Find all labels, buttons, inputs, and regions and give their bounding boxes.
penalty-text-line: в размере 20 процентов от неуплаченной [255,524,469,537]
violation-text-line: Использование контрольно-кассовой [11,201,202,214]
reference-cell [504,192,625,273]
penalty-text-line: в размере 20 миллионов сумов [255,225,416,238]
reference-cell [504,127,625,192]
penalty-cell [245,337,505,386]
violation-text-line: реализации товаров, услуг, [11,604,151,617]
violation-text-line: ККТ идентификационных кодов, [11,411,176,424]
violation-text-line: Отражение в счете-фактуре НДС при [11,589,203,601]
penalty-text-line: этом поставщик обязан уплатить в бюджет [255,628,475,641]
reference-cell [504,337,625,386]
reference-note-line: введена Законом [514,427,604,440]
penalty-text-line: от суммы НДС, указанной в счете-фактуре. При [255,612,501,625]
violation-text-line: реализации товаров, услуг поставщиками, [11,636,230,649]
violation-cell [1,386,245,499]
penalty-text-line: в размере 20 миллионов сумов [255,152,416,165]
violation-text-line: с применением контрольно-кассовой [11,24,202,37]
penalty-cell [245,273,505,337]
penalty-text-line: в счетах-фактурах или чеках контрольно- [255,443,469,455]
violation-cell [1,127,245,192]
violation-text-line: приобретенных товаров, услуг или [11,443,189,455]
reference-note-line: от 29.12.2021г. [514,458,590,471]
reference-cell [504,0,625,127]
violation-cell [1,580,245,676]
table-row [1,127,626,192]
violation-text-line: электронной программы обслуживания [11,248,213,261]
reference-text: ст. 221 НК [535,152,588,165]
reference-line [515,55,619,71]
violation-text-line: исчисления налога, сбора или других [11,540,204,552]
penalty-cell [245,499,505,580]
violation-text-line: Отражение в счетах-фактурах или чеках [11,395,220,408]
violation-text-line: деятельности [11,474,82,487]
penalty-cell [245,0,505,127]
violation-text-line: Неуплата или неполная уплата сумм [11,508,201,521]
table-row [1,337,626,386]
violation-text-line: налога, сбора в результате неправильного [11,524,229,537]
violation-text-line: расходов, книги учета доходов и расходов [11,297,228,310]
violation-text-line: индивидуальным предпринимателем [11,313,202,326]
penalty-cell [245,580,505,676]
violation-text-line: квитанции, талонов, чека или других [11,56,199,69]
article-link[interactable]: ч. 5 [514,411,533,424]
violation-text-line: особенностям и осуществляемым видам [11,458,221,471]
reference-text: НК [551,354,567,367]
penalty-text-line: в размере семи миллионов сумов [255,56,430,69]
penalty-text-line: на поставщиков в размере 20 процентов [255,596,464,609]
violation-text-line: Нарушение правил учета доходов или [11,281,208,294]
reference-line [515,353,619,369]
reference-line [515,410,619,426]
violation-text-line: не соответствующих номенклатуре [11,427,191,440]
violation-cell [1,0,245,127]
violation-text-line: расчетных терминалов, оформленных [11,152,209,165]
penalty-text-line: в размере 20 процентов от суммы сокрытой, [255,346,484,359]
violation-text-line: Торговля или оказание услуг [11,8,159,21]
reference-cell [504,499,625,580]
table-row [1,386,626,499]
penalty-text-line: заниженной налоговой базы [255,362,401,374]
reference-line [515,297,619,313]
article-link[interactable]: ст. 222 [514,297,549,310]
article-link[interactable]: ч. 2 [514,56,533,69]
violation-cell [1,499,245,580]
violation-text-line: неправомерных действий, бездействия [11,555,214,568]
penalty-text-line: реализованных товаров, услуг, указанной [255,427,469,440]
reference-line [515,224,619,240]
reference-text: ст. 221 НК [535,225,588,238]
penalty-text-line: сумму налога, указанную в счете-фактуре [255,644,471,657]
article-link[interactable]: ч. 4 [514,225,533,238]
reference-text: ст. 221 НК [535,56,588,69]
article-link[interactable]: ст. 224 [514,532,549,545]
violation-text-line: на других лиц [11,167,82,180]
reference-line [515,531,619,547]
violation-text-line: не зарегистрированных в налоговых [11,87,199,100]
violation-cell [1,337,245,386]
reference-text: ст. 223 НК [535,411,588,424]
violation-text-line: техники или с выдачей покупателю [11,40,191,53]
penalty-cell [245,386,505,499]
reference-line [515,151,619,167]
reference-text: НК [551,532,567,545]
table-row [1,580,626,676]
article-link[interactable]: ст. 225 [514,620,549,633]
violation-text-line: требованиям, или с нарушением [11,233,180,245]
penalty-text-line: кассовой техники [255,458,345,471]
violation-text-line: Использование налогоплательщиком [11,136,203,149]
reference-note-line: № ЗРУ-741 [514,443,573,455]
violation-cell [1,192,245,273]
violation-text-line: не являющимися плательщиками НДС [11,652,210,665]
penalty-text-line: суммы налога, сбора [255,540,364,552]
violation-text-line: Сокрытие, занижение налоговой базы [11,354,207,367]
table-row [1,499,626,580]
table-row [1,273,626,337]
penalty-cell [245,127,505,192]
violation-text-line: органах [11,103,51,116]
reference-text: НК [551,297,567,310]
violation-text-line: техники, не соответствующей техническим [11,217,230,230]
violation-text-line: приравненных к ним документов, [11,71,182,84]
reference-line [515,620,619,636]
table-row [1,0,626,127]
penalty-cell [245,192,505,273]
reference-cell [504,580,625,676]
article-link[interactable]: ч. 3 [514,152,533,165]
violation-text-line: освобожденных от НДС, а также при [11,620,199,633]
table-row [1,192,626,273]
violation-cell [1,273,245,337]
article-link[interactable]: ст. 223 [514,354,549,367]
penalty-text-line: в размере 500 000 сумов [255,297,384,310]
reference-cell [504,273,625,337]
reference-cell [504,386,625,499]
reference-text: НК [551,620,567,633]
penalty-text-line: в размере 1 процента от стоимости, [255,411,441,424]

******

Your objective
Reproduce the data above verbatim, every line in its original order, with no alterations.

Complete answer
Find all labels, buttons, inputs, and regions and give their bounding boxes.
penalty-text-line: в размере 20 процентов от неуплаченной [255,524,469,537]
violation-text-line: Использование контрольно-кассовой [11,201,202,214]
reference-cell [504,192,625,273]
penalty-text-line: в размере 20 миллионов сумов [255,225,416,238]
reference-cell [504,127,625,192]
penalty-cell [245,337,505,386]
violation-text-line: реализации товаров, услуг, [11,604,151,617]
violation-text-line: ККТ идентификационных кодов, [11,411,176,424]
violation-text-line: Отражение в счете-фактуре НДС при [11,589,203,601]
penalty-text-line: этом поставщик обязан уплатить в бюджет [255,628,475,641]
reference-cell [504,337,625,386]
reference-note-line: введена Законом [514,427,604,440]
penalty-text-line: от суммы НДС, указанной в счете-фактуре. При [255,612,501,625]
violation-text-line: реализации товаров, услуг поставщиками, [11,636,230,649]
violation-cell [1,386,245,499]
penalty-text-line: в размере 20 миллионов сумов [255,152,416,165]
violation-text-line: с применением контрольно-кассовой [11,24,202,37]
penalty-cell [245,273,505,337]
penalty-text-line: в счетах-фактурах или чеках контрольно- [255,443,469,455]
violation-cell [1,127,245,192]
violation-text-line: приобретенных товаров, услуг или [11,443,189,455]
reference-note-line: от 29.12.2021г. [514,458,590,471]
reference-cell [504,0,625,127]
violation-cell [1,580,245,676]
table-row [1,127,626,192]
violation-text-line: электронной программы обслуживания [11,248,213,261]
reference-text: ст. 221 НК [535,152,588,165]
reference-line [515,55,619,71]
violation-text-line: исчисления налога, сбора или других [11,540,204,552]
penalty-cell [245,499,505,580]
violation-text-line: Отражение в счетах-фактурах или чеках [11,395,220,408]
violation-text-line: деятельности [11,474,82,487]
penalty-cell [245,0,505,127]
violation-text-line: Неуплата или неполная уплата сумм [11,508,201,521]
table-row [1,337,626,386]
violation-text-line: налога, сбора в результате неправильного [11,524,229,537]
violation-text-line: расходов, книги учета доходов и расходов [11,297,228,310]
violation-text-line: индивидуальным предпринимателем [11,313,202,326]
penalty-cell [245,580,505,676]
violation-text-line: квитанции, талонов, чека или других [11,56,199,69]
article-link[interactable]: ч. 5 [514,411,533,424]
violation-text-line: особенностям и осуществляемым видам [11,458,221,471]
reference-text: НК [551,354,567,367]
penalty-text-line: в размере семи миллионов сумов [255,56,430,69]
penalty-text-line: на поставщиков в размере 20 процентов [255,596,464,609]
violation-text-line: Нарушение правил учета доходов или [11,281,208,294]
reference-line [515,353,619,369]
reference-line [515,410,619,426]
violation-text-line: не соответствующих номенклатуре [11,427,191,440]
violation-cell [1,0,245,127]
violation-text-line: расчетных терминалов, оформленных [11,152,209,165]
penalty-text-line: в размере 20 процентов от суммы сокрытой, [255,346,484,359]
violation-text-line: Торговля или оказание услуг [11,8,159,21]
reference-cell [504,499,625,580]
table-row [1,386,626,499]
penalty-text-line: заниженной налоговой базы [255,362,401,374]
reference-line [515,297,619,313]
article-link[interactable]: ст. 222 [514,297,549,310]
article-link[interactable]: ч. 2 [514,56,533,69]
violation-cell [1,499,245,580]
violation-text-line: неправомерных действий, бездействия [11,555,214,568]
penalty-text-line: реализованных товаров, услуг, указанной [255,427,469,440]
reference-line [515,224,619,240]
reference-text: ст. 221 НК [535,225,588,238]
penalty-text-line: сумму налога, указанную в счете-фактуре [255,644,471,657]
article-link[interactable]: ч. 4 [514,225,533,238]
reference-text: ст. 221 НК [535,56,588,69]
article-link[interactable]: ст. 224 [514,532,549,545]
violation-text-line: на других лиц [11,167,82,180]
reference-line [515,531,619,547]
violation-text-line: не зарегистрированных в налоговых [11,87,199,100]
violation-cell [1,337,245,386]
reference-text: ст. 223 НК [535,411,588,424]
violation-text-line: техники или с выдачей покупателю [11,40,191,53]
penalty-cell [245,386,505,499]
reference-line [515,151,619,167]
reference-text: НК [551,532,567,545]
table-row [1,580,626,676]
article-link[interactable]: ст. 225 [514,620,549,633]
violation-text-line: требованиям, или с нарушением [11,233,180,245]
penalty-text-line: кассовой техники [255,458,345,471]
violation-text-line: Использование налогоплательщиком [11,136,203,149]
reference-note-line: № ЗРУ-741 [514,443,573,455]
violation-cell [1,192,245,273]
violation-text-line: не являющимися плательщиками НДС [11,652,210,665]
penalty-text-line: суммы налога, сбора [255,540,364,552]
violation-text-line: Сокрытие, занижение налоговой базы [11,354,207,367]
table-row [1,499,626,580]
table-row [1,273,626,337]
penalty-cell [245,127,505,192]
violation-text-line: органах [11,103,51,116]
reference-text: НК [551,297,567,310]
violation-text-line: техники, не соответствующей техническим [11,217,230,230]
violation-text-line: приравненных к ним документов, [11,71,182,84]
reference-line [515,620,619,636]
table-row [1,0,626,127]
penalty-cell [245,192,505,273]
reference-cell [504,580,625,676]
article-link[interactable]: ч. 3 [514,152,533,165]
violation-text-line: освобожденных от НДС, а также при [11,620,199,633]
table-row [1,192,626,273]
violation-cell [1,273,245,337]
article-link[interactable]: ст. 223 [514,354,549,367]
penalty-text-line: в размере 500 000 сумов [255,297,384,310]
reference-cell [504,273,625,337]
reference-cell [504,386,625,499]
reference-text: НК [551,620,567,633]
penalty-text-line: в размере 1 процента от стоимости, [255,411,441,424]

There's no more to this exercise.